What you have to do:
Only the pictures are omitted; repeat all other data exactly.

## Begin Dataset extract

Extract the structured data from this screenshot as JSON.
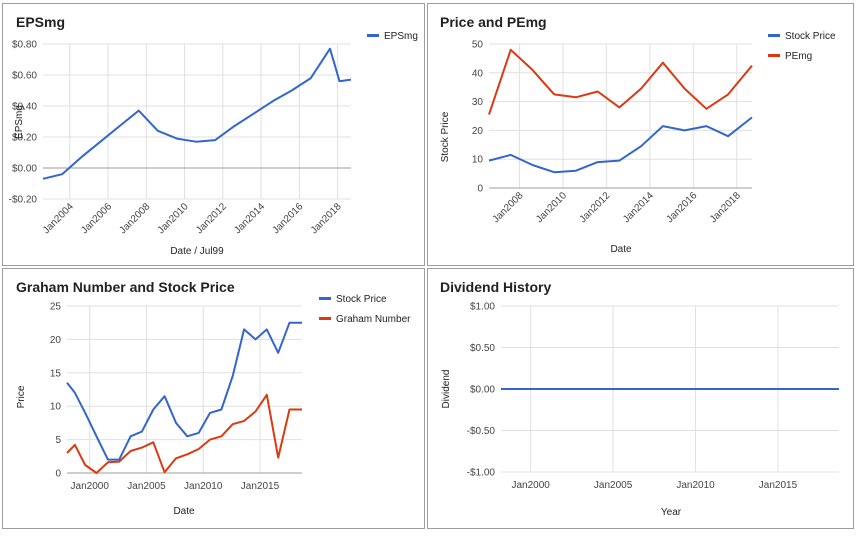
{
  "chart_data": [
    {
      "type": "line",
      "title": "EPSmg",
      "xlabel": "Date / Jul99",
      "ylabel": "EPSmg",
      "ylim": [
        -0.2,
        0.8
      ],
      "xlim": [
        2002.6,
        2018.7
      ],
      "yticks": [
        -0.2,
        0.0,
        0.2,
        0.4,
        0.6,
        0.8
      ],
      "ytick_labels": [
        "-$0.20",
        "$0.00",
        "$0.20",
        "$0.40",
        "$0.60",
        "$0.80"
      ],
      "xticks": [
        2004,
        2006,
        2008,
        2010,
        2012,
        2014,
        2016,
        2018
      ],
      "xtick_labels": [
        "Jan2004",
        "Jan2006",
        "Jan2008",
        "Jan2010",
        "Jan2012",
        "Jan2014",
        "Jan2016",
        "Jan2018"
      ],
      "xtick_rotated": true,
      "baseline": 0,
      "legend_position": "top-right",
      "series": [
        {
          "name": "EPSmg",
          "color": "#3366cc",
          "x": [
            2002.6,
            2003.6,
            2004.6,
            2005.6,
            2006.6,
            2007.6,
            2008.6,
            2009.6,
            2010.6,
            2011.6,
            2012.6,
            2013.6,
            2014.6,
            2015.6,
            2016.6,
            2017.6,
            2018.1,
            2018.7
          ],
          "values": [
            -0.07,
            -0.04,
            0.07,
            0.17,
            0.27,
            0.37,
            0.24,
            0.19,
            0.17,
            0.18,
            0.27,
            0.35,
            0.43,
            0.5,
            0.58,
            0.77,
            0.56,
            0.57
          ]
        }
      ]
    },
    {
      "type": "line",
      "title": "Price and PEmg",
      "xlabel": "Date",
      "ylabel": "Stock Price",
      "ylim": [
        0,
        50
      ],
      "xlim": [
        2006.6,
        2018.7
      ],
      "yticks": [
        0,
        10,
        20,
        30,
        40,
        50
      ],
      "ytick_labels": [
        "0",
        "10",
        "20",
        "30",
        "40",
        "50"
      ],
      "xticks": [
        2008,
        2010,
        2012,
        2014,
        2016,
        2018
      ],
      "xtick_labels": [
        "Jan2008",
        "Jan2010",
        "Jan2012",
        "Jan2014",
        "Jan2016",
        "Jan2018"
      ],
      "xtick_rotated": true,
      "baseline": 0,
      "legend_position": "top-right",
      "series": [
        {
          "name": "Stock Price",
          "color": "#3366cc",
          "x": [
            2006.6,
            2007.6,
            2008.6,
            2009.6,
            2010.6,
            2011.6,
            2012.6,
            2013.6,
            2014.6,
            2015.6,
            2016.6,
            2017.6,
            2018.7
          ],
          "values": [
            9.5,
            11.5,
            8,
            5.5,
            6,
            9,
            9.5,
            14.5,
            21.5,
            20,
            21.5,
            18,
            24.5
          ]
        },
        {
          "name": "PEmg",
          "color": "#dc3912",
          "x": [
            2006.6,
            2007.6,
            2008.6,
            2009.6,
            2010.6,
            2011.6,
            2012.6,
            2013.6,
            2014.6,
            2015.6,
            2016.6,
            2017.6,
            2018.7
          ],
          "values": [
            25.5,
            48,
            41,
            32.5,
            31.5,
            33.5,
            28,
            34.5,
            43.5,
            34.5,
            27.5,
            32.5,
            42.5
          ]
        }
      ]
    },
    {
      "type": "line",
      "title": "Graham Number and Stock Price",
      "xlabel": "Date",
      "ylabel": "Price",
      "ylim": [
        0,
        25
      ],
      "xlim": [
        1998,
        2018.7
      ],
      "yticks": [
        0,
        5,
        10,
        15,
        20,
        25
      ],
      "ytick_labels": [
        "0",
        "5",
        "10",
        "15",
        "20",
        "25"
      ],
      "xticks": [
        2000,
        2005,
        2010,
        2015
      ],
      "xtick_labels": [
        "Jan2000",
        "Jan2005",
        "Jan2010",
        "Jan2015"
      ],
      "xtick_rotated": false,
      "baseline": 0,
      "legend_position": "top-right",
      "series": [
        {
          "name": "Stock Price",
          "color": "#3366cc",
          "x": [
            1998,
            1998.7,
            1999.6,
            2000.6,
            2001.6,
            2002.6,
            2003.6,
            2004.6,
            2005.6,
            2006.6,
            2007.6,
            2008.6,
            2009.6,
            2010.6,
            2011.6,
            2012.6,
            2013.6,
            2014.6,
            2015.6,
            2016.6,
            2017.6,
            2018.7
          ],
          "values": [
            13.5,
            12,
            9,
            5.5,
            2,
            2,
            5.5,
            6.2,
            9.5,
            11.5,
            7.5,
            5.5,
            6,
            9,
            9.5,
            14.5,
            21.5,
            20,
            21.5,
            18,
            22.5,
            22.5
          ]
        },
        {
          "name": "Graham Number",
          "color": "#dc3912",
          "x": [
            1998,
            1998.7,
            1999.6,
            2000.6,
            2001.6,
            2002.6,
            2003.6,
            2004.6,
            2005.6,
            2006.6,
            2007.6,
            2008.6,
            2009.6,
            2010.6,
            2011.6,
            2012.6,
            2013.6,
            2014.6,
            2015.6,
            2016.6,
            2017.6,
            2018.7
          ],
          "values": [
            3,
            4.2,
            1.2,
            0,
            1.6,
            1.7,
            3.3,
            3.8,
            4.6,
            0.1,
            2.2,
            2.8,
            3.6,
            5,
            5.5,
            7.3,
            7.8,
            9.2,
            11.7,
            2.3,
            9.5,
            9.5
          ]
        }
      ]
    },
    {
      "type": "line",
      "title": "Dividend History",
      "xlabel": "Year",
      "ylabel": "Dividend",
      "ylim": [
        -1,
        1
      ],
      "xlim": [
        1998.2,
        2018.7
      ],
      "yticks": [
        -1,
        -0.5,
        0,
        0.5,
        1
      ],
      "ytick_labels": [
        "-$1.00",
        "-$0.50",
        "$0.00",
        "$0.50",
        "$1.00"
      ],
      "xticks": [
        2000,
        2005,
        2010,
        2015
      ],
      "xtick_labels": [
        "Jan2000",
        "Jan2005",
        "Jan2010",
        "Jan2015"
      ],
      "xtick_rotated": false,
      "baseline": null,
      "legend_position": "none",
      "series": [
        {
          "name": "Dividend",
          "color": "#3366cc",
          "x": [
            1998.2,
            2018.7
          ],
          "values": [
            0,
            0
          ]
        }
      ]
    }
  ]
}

## End Dataset extract

Task response:
Extract the structured data from this screenshot as JSON.
{
  "chart_data": [
    {
      "type": "line",
      "title": "EPSmg",
      "xlabel": "Date / Jul99",
      "ylabel": "EPSmg",
      "ylim": [
        -0.2,
        0.8
      ],
      "xlim": [
        2002.6,
        2018.7
      ],
      "yticks": [
        -0.2,
        0.0,
        0.2,
        0.4,
        0.6,
        0.8
      ],
      "ytick_labels": [
        "-$0.20",
        "$0.00",
        "$0.20",
        "$0.40",
        "$0.60",
        "$0.80"
      ],
      "xticks": [
        2004,
        2006,
        2008,
        2010,
        2012,
        2014,
        2016,
        2018
      ],
      "xtick_labels": [
        "Jan2004",
        "Jan2006",
        "Jan2008",
        "Jan2010",
        "Jan2012",
        "Jan2014",
        "Jan2016",
        "Jan2018"
      ],
      "xtick_rotated": true,
      "baseline": 0,
      "legend_position": "top-right",
      "series": [
        {
          "name": "EPSmg",
          "color": "#3366cc",
          "x": [
            2002.6,
            2003.6,
            2004.6,
            2005.6,
            2006.6,
            2007.6,
            2008.6,
            2009.6,
            2010.6,
            2011.6,
            2012.6,
            2013.6,
            2014.6,
            2015.6,
            2016.6,
            2017.6,
            2018.1,
            2018.7
          ],
          "values": [
            -0.07,
            -0.04,
            0.07,
            0.17,
            0.27,
            0.37,
            0.24,
            0.19,
            0.17,
            0.18,
            0.27,
            0.35,
            0.43,
            0.5,
            0.58,
            0.77,
            0.56,
            0.57
          ]
        }
      ]
    },
    {
      "type": "line",
      "title": "Price and PEmg",
      "xlabel": "Date",
      "ylabel": "Stock Price",
      "ylim": [
        0,
        50
      ],
      "xlim": [
        2006.6,
        2018.7
      ],
      "yticks": [
        0,
        10,
        20,
        30,
        40,
        50
      ],
      "ytick_labels": [
        "0",
        "10",
        "20",
        "30",
        "40",
        "50"
      ],
      "xticks": [
        2008,
        2010,
        2012,
        2014,
        2016,
        2018
      ],
      "xtick_labels": [
        "Jan2008",
        "Jan2010",
        "Jan2012",
        "Jan2014",
        "Jan2016",
        "Jan2018"
      ],
      "xtick_rotated": true,
      "baseline": 0,
      "legend_position": "top-right",
      "series": [
        {
          "name": "Stock Price",
          "color": "#3366cc",
          "x": [
            2006.6,
            2007.6,
            2008.6,
            2009.6,
            2010.6,
            2011.6,
            2012.6,
            2013.6,
            2014.6,
            2015.6,
            2016.6,
            2017.6,
            2018.7
          ],
          "values": [
            9.5,
            11.5,
            8,
            5.5,
            6,
            9,
            9.5,
            14.5,
            21.5,
            20,
            21.5,
            18,
            24.5
          ]
        },
        {
          "name": "PEmg",
          "color": "#dc3912",
          "x": [
            2006.6,
            2007.6,
            2008.6,
            2009.6,
            2010.6,
            2011.6,
            2012.6,
            2013.6,
            2014.6,
            2015.6,
            2016.6,
            2017.6,
            2018.7
          ],
          "values": [
            25.5,
            48,
            41,
            32.5,
            31.5,
            33.5,
            28,
            34.5,
            43.5,
            34.5,
            27.5,
            32.5,
            42.5
          ]
        }
      ]
    },
    {
      "type": "line",
      "title": "Graham Number and Stock Price",
      "xlabel": "Date",
      "ylabel": "Price",
      "ylim": [
        0,
        25
      ],
      "xlim": [
        1998,
        2018.7
      ],
      "yticks": [
        0,
        5,
        10,
        15,
        20,
        25
      ],
      "ytick_labels": [
        "0",
        "5",
        "10",
        "15",
        "20",
        "25"
      ],
      "xticks": [
        2000,
        2005,
        2010,
        2015
      ],
      "xtick_labels": [
        "Jan2000",
        "Jan2005",
        "Jan2010",
        "Jan2015"
      ],
      "xtick_rotated": false,
      "baseline": 0,
      "legend_position": "top-right",
      "series": [
        {
          "name": "Stock Price",
          "color": "#3366cc",
          "x": [
            1998,
            1998.7,
            1999.6,
            2000.6,
            2001.6,
            2002.6,
            2003.6,
            2004.6,
            2005.6,
            2006.6,
            2007.6,
            2008.6,
            2009.6,
            2010.6,
            2011.6,
            2012.6,
            2013.6,
            2014.6,
            2015.6,
            2016.6,
            2017.6,
            2018.7
          ],
          "values": [
            13.5,
            12,
            9,
            5.5,
            2,
            2,
            5.5,
            6.2,
            9.5,
            11.5,
            7.5,
            5.5,
            6,
            9,
            9.5,
            14.5,
            21.5,
            20,
            21.5,
            18,
            22.5,
            22.5
          ]
        },
        {
          "name": "Graham Number",
          "color": "#dc3912",
          "x": [
            1998,
            1998.7,
            1999.6,
            2000.6,
            2001.6,
            2002.6,
            2003.6,
            2004.6,
            2005.6,
            2006.6,
            2007.6,
            2008.6,
            2009.6,
            2010.6,
            2011.6,
            2012.6,
            2013.6,
            2014.6,
            2015.6,
            2016.6,
            2017.6,
            2018.7
          ],
          "values": [
            3,
            4.2,
            1.2,
            0,
            1.6,
            1.7,
            3.3,
            3.8,
            4.6,
            0.1,
            2.2,
            2.8,
            3.6,
            5,
            5.5,
            7.3,
            7.8,
            9.2,
            11.7,
            2.3,
            9.5,
            9.5
          ]
        }
      ]
    },
    {
      "type": "line",
      "title": "Dividend History",
      "xlabel": "Year",
      "ylabel": "Dividend",
      "ylim": [
        -1,
        1
      ],
      "xlim": [
        1998.2,
        2018.7
      ],
      "yticks": [
        -1,
        -0.5,
        0,
        0.5,
        1
      ],
      "ytick_labels": [
        "-$1.00",
        "-$0.50",
        "$0.00",
        "$0.50",
        "$1.00"
      ],
      "xticks": [
        2000,
        2005,
        2010,
        2015
      ],
      "xtick_labels": [
        "Jan2000",
        "Jan2005",
        "Jan2010",
        "Jan2015"
      ],
      "xtick_rotated": false,
      "baseline": null,
      "legend_position": "none",
      "series": [
        {
          "name": "Dividend",
          "color": "#3366cc",
          "x": [
            1998.2,
            2018.7
          ],
          "values": [
            0,
            0
          ]
        }
      ]
    }
  ]
}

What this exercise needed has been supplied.